----- Text for analysis
By 1932, however, Faulkner was in a much less secure financial position.

He had asked his agent, Ben Wasson to sell the serialization rights for his newly completed novel, Light in August, to a magazine for $5,000, but no magazine accepted the offer. Then, MGM Studios offered Faulkner work as a screenwriter in Hollywood. While Faulkner was not a fan of film, he needed the money, and so he accepted the job offer and arrived in Culver City California in May 1932. There he worked with director Howard Hawks, with whom he got along well, as they both enjoyed drinking and hunting. Howard Hawks' brother William Hawks became Faulkner's Hollywood agent. Faulkner would continue to find work as a screenwriter for years to come throughout the 1930s and 1940s.[14][17]

Faulkner served as Writer-in-Residence at the University of Virginia at Charlottesville from February to June 1957 and again in 1958.[18] He suffered serious injuries in a horse-riding accident in 1959, and died from a myocardial infarction, aged 64, on July 6, 1962, at Wright's Sanitorium in Byhalia, Mississippi.[3][5] He is buried along with his family in St. Peter's Cemetery in Oxford, along with a family friend with the mysterious initials E.T.[19]
William Faulkner's Underwood Universal Portable typewriter in his office at Rowan Oak, which is now maintained by the University of Mississippi in Oxford as a museum

 

As a teenager in Oxford, Faulkner dated Estelle Oldham (1897-1972), the popular daughter of Major Lemuel and Lida Oldham, and believed he would some day marry her.[20]

However, Estelle dated other boys during their romance, and one of them, Cornell Franklin, ended up proposing marriage to her before Faulkner did, in 1918.

Estelle's parents insisted she marry Cornell, as he was an Ole Miss law graduate, had recently been commissioned as a major in the Hawaiian Territorial Forces, and came from a respectable family with which they were old friends.[21]

Estelle's marriage to Franklin fell apart ten years later, and she was divorced in April 1929.[22]

Faulkner married Estelle in June 1929 at College Hill Presbyterian Church just outside of Oxford, Mississippi.[23]

They honeymooned on the Mississippi Gulf Coast at Pascagoula, then returned to Oxford, first living with relatives while they searched for a home of their own to purchase.
----------
----- Record set
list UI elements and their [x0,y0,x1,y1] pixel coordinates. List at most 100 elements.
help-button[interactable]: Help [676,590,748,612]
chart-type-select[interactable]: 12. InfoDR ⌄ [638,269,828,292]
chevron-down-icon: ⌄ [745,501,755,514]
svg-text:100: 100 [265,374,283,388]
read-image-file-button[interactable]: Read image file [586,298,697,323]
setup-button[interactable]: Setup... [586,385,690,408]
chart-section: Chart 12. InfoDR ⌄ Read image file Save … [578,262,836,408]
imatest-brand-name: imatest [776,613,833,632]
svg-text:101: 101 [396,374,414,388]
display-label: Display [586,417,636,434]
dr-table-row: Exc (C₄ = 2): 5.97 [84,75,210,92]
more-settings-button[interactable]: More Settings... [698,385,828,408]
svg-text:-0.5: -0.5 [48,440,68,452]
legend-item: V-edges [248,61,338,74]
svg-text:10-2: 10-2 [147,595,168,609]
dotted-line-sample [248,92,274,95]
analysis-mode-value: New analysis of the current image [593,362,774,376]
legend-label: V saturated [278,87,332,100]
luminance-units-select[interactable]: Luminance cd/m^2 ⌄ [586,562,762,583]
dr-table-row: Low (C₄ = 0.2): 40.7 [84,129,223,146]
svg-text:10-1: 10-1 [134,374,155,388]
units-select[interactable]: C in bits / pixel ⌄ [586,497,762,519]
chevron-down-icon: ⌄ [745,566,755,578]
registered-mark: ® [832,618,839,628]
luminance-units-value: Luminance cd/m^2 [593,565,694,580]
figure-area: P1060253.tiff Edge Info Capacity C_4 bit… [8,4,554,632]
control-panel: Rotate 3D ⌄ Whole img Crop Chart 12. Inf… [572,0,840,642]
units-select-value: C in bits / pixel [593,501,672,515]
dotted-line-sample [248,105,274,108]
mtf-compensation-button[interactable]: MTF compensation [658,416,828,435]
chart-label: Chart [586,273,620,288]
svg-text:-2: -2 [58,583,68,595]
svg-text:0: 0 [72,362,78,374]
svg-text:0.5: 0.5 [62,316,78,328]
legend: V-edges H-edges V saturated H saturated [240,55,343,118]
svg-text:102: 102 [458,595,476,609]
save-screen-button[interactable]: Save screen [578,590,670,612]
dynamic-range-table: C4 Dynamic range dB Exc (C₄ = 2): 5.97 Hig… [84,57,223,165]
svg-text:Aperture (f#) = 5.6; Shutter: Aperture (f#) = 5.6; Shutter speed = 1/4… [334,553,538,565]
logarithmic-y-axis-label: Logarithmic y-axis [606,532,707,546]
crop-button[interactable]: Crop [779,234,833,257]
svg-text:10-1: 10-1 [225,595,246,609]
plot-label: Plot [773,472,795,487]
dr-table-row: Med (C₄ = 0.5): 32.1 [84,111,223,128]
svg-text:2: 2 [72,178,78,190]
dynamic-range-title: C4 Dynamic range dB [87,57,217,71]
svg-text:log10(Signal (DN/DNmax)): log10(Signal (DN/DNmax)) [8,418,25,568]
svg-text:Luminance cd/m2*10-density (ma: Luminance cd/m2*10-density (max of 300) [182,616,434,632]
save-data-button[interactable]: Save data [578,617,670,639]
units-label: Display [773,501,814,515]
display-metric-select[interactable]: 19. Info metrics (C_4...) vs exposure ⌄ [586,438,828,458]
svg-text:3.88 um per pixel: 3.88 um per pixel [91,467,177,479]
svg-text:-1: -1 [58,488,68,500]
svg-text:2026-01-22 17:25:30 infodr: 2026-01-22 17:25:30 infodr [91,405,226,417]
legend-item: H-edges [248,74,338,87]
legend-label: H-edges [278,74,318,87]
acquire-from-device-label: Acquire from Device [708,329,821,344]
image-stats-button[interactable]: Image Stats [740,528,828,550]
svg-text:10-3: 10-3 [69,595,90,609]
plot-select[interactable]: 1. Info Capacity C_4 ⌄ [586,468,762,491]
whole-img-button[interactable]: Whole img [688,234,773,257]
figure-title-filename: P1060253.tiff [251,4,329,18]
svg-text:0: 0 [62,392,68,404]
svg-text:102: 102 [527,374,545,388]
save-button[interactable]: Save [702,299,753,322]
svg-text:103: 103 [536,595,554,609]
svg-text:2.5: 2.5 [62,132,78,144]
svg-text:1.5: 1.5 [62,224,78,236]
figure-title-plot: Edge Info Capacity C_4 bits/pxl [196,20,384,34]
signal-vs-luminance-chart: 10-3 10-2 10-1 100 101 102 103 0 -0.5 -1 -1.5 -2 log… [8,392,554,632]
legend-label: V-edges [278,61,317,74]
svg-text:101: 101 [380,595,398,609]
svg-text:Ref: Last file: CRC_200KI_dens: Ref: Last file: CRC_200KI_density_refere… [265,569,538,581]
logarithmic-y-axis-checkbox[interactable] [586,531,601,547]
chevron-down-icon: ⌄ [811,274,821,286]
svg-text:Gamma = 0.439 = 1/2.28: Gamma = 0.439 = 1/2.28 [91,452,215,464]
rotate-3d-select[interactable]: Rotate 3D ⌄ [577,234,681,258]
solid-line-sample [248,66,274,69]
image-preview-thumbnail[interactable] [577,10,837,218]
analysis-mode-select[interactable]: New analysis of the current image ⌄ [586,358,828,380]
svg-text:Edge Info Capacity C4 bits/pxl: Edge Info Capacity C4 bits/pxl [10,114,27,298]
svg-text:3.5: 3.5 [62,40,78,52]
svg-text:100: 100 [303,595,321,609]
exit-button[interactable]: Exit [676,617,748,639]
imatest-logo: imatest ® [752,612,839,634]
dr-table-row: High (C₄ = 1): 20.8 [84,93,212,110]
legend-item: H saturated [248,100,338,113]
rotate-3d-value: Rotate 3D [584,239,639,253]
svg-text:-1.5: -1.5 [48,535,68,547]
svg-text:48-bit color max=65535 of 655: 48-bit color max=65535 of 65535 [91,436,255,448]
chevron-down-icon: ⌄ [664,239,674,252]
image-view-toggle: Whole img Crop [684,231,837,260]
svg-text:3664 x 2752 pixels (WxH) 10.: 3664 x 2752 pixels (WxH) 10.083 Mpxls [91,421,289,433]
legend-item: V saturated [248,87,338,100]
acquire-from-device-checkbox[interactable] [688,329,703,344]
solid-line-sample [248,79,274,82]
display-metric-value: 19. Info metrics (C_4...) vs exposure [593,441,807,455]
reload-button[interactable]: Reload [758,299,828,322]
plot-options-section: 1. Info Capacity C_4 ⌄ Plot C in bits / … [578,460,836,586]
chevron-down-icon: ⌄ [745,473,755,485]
----------
§ Study questions
[1] Where did Faulkner and Estelle spend their honeymoon, according to the text about William Faulkner?
[2] Using the text about William Faulkner, explain why Estelle's parents insisted that she marry Cornell Franklin.
[3] Extend the text about William Faulkner, starting after its final sentence.

§ Answers per task
[1] On the Mississippi Gulf Coast at Pascagoula.

[2] Franklin was an Ole Miss law graduate and had recently been commissioned as a major in the Hawaiian Territorial Forces. He also came from a respectable family that her parents had long been friends with.

[3]
In 1930 Faulkner purchased the antebellum home Rowan Oak, known at that time as "The Shegog Place" from Irish planter Robert Shegog.[24]

After his death, Estelle and their daughter, Jill, lived at Rowan Oak until Estelle's death in 1972.

The property was sold to the University of Mississippi in 1972.

The house and furnishings are maintained much as they were in Faulkner's day.

Faulkner's scribblings are still preserved on the wall there, including the day-by-day outline covering an entire week that he wrote out on the walls of his small study to help him keep track of the plot twists in the novel A Fable.

The quality and quantity of Faulkner's literary output were achieved despite a lifelong drinking problem.

He rarely drank while writing, preferring instead to binge after a project's completion.[25]

Faulkner is known to have had several extramarital affairs.

One was with Howard Hawks's secretary and script girl, Meta Carpenter.[26]

Another, from 1949–53, was with a young writer, Joan Williams, who made her relationship with Faulkner the subject of her 1971 novel, The Wintering.[27]

When Faulkner visited Stockholm in December 1950 to receive the Nobel Prize, he met Else Jonsson (1912–1996) and they had an affair that lasted until the end of 1953.

Else was the widow of journalist Thorsten Jonsson (1910–1950), reporter for Dagens Nyheter in New York 1943–1946, who had interviewed Faulkner in 1946 and introduced his works to Swedish readers.

At the banquet in 1950 where they met, publisher Tor Bonnier referred to Else as widow of the man responsible for Faulkner being awarded the prize.[28]

 

From the early 1920s to the outbreak of World War II, when Faulkner left for California, he published 13 novels and numerous short stories.

This body of work formed the basis of his reputation and led to him being awarded the Nobel Prize at age 52. This prodigious output, mainly driven by an obscure writer's need for money, includes his most celebrated novels such as The Sound and the Fury (1929), As I Lay Dying (1930), Light in August (1932), and Absalom, Absalom! (1936).

Faulkner was also a prolific writer of short stories.

His first short story collection, These 13 (1931), includes many of his most acclaimed (and most frequently anthologized) stories, including "A Rose for Emily", "Red Leaves", "That Evening Sun", and "Dry September". Faulkner set many of his short stories and novels in Yoknapatawpha County[29]—based on, and nearly geographically identical to, Lafayette County, of which his hometown of Oxford, Mississippi, is the county seat. Yoknapatawpha was Faulkner's "postage stamp", and the bulk of work that it represents is widely considered by critics to amount to one of the most monumental fictional creations in the history of literature.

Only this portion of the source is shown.